[Given task] Report every line in the listing that contains the string "their".

=== Source material ===

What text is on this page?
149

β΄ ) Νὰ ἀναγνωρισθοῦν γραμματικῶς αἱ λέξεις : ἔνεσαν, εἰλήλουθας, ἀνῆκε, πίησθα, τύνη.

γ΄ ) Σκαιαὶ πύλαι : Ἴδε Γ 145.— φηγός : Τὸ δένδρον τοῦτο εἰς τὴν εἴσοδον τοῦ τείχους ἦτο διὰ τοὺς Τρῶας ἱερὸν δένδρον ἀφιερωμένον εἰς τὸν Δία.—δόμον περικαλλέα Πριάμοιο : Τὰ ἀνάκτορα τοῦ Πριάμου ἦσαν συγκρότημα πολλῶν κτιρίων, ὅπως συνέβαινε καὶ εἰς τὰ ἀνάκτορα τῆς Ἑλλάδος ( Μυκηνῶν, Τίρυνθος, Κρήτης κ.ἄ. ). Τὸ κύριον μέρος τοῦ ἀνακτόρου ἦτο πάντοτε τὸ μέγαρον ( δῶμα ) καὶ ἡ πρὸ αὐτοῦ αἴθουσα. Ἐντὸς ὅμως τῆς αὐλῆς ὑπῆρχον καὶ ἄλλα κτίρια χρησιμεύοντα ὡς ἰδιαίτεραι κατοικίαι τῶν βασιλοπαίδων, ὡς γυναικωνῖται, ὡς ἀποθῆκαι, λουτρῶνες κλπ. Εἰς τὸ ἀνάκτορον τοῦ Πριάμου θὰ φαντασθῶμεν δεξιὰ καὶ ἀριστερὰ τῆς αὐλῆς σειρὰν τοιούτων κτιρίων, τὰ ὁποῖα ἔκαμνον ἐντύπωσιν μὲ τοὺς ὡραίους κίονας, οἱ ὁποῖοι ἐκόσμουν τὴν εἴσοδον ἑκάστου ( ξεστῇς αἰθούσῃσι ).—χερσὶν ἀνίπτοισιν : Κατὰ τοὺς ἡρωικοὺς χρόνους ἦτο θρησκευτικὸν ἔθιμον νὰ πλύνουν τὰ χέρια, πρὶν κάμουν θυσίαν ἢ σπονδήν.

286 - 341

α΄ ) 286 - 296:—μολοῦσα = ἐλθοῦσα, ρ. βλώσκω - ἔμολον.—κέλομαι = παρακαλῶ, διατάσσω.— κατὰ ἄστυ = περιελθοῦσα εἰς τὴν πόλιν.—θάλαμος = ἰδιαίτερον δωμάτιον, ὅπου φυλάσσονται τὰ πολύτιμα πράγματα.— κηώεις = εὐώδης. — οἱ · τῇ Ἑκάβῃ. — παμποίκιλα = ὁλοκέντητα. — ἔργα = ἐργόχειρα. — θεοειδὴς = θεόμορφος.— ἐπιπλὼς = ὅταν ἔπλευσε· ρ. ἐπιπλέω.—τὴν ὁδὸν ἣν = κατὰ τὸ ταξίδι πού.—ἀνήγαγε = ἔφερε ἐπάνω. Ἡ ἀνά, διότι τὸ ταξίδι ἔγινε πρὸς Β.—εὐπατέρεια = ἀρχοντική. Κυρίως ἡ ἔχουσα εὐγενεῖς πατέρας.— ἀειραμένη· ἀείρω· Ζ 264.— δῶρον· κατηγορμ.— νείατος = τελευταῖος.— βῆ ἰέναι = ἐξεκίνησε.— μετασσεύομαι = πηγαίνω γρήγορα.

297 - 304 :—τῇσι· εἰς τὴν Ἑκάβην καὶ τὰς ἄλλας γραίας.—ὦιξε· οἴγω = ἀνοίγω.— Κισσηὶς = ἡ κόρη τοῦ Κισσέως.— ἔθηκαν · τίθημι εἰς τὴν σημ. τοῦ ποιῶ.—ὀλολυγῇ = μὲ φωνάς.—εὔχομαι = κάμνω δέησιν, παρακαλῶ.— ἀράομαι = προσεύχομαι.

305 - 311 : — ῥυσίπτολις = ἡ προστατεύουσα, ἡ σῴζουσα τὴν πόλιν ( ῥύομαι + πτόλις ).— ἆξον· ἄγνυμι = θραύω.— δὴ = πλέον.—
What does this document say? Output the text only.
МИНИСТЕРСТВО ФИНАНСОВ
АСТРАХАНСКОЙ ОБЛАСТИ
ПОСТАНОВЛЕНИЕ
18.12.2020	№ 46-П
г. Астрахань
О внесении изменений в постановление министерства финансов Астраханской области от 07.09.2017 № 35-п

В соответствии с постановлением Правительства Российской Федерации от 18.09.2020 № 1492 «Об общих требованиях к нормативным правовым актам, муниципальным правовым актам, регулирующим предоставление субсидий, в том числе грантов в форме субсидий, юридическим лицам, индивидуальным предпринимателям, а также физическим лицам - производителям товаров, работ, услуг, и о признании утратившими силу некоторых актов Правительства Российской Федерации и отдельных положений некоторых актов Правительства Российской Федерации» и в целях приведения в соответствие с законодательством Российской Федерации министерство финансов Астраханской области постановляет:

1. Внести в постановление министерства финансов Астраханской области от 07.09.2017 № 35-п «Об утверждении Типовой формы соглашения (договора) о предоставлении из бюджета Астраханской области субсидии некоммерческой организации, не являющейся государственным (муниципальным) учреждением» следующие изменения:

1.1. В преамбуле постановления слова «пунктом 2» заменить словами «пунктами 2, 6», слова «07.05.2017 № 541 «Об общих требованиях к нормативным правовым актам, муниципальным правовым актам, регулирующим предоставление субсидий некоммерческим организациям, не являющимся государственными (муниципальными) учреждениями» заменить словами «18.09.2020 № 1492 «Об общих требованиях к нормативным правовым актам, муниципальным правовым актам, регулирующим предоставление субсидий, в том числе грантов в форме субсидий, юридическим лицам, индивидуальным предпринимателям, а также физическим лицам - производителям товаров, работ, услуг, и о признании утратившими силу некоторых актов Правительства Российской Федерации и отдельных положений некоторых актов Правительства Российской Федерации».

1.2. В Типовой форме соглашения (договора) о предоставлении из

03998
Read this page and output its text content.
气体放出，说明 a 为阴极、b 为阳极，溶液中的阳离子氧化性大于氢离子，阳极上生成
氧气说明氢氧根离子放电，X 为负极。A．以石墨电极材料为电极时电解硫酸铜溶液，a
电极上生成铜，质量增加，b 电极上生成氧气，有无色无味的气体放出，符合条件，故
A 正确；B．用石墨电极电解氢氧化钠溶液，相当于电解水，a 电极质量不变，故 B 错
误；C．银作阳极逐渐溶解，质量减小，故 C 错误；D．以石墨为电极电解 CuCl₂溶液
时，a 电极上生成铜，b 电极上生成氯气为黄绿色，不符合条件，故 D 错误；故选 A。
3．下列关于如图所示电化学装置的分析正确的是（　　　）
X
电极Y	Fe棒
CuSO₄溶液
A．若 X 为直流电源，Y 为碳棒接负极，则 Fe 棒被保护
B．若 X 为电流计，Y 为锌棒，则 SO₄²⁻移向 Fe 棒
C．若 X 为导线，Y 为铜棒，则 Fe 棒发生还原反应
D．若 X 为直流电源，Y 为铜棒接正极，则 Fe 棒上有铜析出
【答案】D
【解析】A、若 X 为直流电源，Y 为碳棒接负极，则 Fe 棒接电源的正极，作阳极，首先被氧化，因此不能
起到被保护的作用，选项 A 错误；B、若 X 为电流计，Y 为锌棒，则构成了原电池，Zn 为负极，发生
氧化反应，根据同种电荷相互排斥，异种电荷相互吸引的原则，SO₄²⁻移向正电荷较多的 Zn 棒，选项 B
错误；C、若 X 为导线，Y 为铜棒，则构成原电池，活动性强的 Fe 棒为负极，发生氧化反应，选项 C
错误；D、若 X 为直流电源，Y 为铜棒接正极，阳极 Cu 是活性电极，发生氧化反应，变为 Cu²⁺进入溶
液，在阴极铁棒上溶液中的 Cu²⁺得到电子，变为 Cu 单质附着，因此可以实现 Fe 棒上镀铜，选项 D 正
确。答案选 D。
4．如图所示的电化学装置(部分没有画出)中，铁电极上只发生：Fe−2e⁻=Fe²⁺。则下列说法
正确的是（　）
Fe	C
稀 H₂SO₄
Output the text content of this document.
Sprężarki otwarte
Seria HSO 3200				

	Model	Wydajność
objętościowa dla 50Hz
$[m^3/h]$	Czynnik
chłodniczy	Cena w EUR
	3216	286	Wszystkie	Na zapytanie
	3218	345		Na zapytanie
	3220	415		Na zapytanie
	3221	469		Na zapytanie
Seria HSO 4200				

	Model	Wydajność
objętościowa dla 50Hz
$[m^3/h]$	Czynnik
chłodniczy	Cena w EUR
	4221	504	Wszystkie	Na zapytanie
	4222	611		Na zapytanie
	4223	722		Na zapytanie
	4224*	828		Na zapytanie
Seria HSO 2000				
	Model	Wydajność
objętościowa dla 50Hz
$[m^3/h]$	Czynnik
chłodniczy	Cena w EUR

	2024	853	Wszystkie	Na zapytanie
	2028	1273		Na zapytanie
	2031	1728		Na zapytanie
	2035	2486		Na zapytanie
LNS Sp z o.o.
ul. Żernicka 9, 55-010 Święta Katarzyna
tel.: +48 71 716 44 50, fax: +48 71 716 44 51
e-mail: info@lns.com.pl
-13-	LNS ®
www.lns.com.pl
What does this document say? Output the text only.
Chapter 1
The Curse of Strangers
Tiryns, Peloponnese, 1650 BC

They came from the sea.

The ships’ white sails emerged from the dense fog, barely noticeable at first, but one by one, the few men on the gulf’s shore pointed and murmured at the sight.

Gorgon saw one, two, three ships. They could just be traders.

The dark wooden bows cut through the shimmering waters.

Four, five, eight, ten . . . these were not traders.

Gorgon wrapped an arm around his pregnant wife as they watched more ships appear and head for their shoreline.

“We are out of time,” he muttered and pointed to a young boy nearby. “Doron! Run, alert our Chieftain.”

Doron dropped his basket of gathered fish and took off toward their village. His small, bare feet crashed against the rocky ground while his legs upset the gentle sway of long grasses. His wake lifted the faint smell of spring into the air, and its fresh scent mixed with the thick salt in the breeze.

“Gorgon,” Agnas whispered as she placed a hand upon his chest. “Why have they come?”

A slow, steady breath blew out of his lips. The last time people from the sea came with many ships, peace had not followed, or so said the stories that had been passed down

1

===

[Problem solution]
Gorgon wrapped an arm around his pregnant wife as they watched more ships appear and head for their shoreline.
Doron dropped his basket of gathered fish and took off toward their village. His small, bare feet crashed against the rocky ground while his legs upset the gentle sway of long grasses. His wake lifted the faint smell of spring into the air, and its fresh scent mixed with the thick salt in the breeze.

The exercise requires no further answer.